__REQUIREMENTS__. Reproduce the entries in full, with no changes.

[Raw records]
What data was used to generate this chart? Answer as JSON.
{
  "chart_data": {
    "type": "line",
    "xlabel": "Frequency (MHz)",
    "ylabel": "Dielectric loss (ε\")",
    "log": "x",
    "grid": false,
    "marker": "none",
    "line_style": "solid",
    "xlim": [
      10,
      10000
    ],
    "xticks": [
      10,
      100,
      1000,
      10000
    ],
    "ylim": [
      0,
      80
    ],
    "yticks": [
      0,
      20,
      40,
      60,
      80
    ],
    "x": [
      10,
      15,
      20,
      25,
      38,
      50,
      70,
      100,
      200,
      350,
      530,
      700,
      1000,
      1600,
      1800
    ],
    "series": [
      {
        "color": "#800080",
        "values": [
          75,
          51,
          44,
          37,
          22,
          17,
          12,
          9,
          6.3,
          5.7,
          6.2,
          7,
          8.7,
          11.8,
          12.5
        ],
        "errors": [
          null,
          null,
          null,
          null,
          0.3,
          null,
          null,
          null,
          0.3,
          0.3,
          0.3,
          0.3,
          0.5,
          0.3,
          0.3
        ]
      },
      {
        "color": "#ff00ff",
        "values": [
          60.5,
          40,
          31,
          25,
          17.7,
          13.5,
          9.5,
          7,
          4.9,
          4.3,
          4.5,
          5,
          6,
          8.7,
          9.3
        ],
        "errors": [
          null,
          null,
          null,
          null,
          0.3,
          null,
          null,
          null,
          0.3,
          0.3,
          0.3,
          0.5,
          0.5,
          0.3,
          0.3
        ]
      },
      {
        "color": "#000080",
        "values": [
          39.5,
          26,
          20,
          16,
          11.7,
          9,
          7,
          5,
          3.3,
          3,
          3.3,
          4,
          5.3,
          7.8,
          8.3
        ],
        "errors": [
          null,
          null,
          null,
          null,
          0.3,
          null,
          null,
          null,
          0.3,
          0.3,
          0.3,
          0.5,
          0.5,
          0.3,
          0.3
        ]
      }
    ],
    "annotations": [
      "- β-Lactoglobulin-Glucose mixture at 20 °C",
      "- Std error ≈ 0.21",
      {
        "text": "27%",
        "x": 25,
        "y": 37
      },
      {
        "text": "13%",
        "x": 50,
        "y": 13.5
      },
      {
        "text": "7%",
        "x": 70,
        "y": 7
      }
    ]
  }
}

__EXERCISE OUTPUT__.
What data was used to generate this chart? Answer as JSON.
{
  "chart_data": {
    "type": "line",
    "xlabel": "Frequency (MHz)",
    "ylabel": "Dielectric loss (ε\")",
    "log": "x",
    "grid": false,
    "marker": "none",
    "line_style": "solid",
    "xlim": [
      10,
      10000
    ],
    "xticks": [
      10,
      100,
      1000,
      10000
    ],
    "ylim": [
      0,
      80
    ],
    "yticks": [
      0,
      20,
      40,
      60,
      80
    ],
    "x": [
      10,
      15,
      20,
      25,
      38,
      50,
      70,
      100,
      200,
      350,
      530,
      700,
      1000,
      1600,
      1800
    ],
    "series": [
      {
        "color": "#800080",
        "values": [
          75,
          51,
          44,
          37,
          22,
          17,
          12,
          9,
          6.3,
          5.7,
          6.2,
          7,
          8.7,
          11.8,
          12.5
        ],
        "errors": [
          null,
          null,
          null,
          null,
          0.3,
          null,
          null,
          null,
          0.3,
          0.3,
          0.3,
          0.3,
          0.5,
          0.3,
          0.3
        ]
      },
      {
        "color": "#ff00ff",
        "values": [
          60.5,
          40,
          31,
          25,
          17.7,
          13.5,
          9.5,
          7,
          4.9,
          4.3,
          4.5,
          5,
          6,
          8.7,
          9.3
        ],
        "errors": [
          null,
          null,
          null,
          null,
          0.3,
          null,
          null,
          null,
          0.3,
          0.3,
          0.3,
          0.5,
          0.5,
          0.3,
          0.3
        ]
      },
      {
        "color": "#000080",
        "values": [
          39.5,
          26,
          20,
          16,
          11.7,
          9,
          7,
          5,
          3.3,
          3,
          3.3,
          4,
          5.3,
          7.8,
          8.3
        ],
        "errors": [
          null,
          null,
          null,
          null,
          0.3,
          null,
          null,
          null,
          0.3,
          0.3,
          0.3,
          0.5,
          0.5,
          0.3,
          0.3
        ]
      }
    ],
    "annotations": [
      "- β-Lactoglobulin-Glucose mixture at 20 °C",
      "- Std error ≈ 0.21",
      {
        "text": "27%",
        "x": 25,
        "y": 37
      },
      {
        "text": "13%",
        "x": 50,
        "y": 13.5
      },
      {
        "text": "7%",
        "x": 70,
        "y": 7
      }
    ]
  }
}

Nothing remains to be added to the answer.